* [Exercise aim]: Every line with the string "preta" should be gathered.

(Data items)

···

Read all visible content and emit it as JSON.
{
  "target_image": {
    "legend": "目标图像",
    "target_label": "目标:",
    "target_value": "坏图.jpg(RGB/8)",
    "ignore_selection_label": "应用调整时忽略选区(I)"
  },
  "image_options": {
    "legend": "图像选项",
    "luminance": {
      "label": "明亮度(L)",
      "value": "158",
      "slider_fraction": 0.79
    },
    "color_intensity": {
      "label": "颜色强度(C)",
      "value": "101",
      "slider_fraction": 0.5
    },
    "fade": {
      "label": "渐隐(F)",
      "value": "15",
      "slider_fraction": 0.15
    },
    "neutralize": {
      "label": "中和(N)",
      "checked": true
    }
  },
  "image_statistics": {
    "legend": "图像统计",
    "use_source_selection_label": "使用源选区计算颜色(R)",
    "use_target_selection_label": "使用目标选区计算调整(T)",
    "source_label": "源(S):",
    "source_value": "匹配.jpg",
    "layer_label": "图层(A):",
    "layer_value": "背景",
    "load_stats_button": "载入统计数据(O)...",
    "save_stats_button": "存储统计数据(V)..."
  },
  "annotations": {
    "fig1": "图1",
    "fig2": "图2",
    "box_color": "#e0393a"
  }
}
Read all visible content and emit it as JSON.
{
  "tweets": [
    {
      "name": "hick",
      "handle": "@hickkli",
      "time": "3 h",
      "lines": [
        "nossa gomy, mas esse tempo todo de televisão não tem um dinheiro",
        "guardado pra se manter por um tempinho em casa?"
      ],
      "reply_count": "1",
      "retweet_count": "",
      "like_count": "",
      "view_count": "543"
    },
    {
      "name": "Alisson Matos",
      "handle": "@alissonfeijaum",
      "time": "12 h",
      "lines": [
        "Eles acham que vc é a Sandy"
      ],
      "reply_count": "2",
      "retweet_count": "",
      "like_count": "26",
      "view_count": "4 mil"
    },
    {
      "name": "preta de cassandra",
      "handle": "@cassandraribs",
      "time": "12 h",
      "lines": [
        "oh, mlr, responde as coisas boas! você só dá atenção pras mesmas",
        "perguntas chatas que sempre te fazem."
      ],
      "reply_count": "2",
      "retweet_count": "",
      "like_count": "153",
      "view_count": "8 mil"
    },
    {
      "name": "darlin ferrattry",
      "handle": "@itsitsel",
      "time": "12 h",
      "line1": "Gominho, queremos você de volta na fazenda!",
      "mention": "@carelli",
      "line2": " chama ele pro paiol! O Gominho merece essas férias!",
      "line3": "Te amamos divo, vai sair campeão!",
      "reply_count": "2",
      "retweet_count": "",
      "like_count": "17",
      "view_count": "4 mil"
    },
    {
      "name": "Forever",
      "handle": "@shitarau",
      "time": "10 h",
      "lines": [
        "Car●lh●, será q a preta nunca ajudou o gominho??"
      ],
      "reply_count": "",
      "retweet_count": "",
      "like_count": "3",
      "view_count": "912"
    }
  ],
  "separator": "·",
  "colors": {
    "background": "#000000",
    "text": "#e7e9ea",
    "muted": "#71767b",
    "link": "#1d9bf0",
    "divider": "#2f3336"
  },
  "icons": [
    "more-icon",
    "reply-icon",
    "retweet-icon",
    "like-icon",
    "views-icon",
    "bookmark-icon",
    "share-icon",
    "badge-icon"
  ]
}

···

* [Solution to this exercise]:
      "name": "preta de cassandra",
        "Car●lh●, será q a preta nunca ajudou o gominho??"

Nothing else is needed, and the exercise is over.